'''

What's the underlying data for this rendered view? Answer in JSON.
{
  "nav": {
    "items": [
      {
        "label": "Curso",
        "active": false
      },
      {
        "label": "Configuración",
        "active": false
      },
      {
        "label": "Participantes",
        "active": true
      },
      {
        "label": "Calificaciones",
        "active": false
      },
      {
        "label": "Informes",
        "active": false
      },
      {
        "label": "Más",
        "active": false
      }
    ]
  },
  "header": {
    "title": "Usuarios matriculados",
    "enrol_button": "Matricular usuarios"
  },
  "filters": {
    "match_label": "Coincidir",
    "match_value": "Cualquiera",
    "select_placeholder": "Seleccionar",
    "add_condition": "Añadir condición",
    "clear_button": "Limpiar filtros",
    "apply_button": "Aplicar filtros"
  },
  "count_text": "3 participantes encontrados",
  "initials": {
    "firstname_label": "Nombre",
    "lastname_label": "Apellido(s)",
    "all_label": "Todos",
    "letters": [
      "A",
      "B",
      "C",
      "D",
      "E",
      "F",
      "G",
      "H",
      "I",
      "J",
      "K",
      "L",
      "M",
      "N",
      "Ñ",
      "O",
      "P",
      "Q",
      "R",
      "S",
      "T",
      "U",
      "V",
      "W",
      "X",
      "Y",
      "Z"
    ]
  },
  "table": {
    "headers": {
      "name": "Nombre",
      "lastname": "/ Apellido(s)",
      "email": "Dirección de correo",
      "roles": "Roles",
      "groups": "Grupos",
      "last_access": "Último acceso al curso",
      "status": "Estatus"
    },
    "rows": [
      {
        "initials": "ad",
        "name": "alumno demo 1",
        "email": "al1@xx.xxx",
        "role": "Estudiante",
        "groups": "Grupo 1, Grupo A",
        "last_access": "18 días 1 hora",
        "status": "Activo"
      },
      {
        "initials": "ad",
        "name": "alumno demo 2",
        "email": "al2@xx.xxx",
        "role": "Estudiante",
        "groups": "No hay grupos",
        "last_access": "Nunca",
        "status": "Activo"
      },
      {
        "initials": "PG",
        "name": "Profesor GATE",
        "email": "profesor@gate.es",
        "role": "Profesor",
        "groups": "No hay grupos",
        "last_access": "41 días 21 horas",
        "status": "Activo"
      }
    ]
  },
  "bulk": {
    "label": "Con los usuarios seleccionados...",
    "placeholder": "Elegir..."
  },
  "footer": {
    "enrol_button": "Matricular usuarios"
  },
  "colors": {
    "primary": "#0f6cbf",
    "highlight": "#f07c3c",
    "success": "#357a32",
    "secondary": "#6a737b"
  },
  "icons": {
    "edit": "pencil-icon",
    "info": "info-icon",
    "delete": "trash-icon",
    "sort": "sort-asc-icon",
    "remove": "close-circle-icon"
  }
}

'''

Exercise requirements
Write the material out again word for word.

The solution
What's the underlying data for this rendered view? Answer in JSON.
{
  "nav": {
    "items": [
      {
        "label": "Curso",
        "active": false
      },
      {
        "label": "Configuración",
        "active": false
      },
      {
        "label": "Participantes",
        "active": true
      },
      {
        "label": "Calificaciones",
        "active": false
      },
      {
        "label": "Informes",
        "active": false
      },
      {
        "label": "Más",
        "active": false
      }
    ]
  },
  "header": {
    "title": "Usuarios matriculados",
    "enrol_button": "Matricular usuarios"
  },
  "filters": {
    "match_label": "Coincidir",
    "match_value": "Cualquiera",
    "select_placeholder": "Seleccionar",
    "add_condition": "Añadir condición",
    "clear_button": "Limpiar filtros",
    "apply_button": "Aplicar filtros"
  },
  "count_text": "3 participantes encontrados",
  "initials": {
    "firstname_label": "Nombre",
    "lastname_label": "Apellido(s)",
    "all_label": "Todos",
    "letters": [
      "A",
      "B",
      "C",
      "D",
      "E",
      "F",
      "G",
      "H",
      "I",
      "J",
      "K",
      "L",
      "M",
      "N",
      "Ñ",
      "O",
      "P",
      "Q",
      "R",
      "S",
      "T",
      "U",
      "V",
      "W",
      "X",
      "Y",
      "Z"
    ]
  },
  "table": {
    "headers": {
      "name": "Nombre",
      "lastname": "/ Apellido(s)",
      "email": "Dirección de correo",
      "roles": "Roles",
      "groups": "Grupos",
      "last_access": "Último acceso al curso",
      "status": "Estatus"
    },
    "rows": [
      {
        "initials": "ad",
        "name": "alumno demo 1",
        "email": "al1@xx.xxx",
        "role": "Estudiante",
        "groups": "Grupo 1, Grupo A",
        "last_access": "18 días 1 hora",
        "status": "Activo"
      },
      {
        "initials": "ad",
        "name": "alumno demo 2",
        "email": "al2@xx.xxx",
        "role": "Estudiante",
        "groups": "No hay grupos",
        "last_access": "Nunca",
        "status": "Activo"
      },
      {
        "initials": "PG",
        "name": "Profesor GATE",
        "email": "profesor@gate.es",
        "role": "Profesor",
        "groups": "No hay grupos",
        "last_access": "41 días 21 horas",
        "status": "Activo"
      }
    ]
  },
  "bulk": {
    "label": "Con los usuarios seleccionados...",
    "placeholder": "Elegir..."
  },
  "footer": {
    "enrol_button": "Matricular usuarios"
  },
  "colors": {
    "primary": "#0f6cbf",
    "highlight": "#f07c3c",
    "success": "#357a32",
    "secondary": "#6a737b"
  },
  "icons": {
    "edit": "pencil-icon",
    "info": "info-icon",
    "delete": "trash-icon",
    "sort": "sort-asc-icon",
    "remove": "close-circle-icon"
  }
}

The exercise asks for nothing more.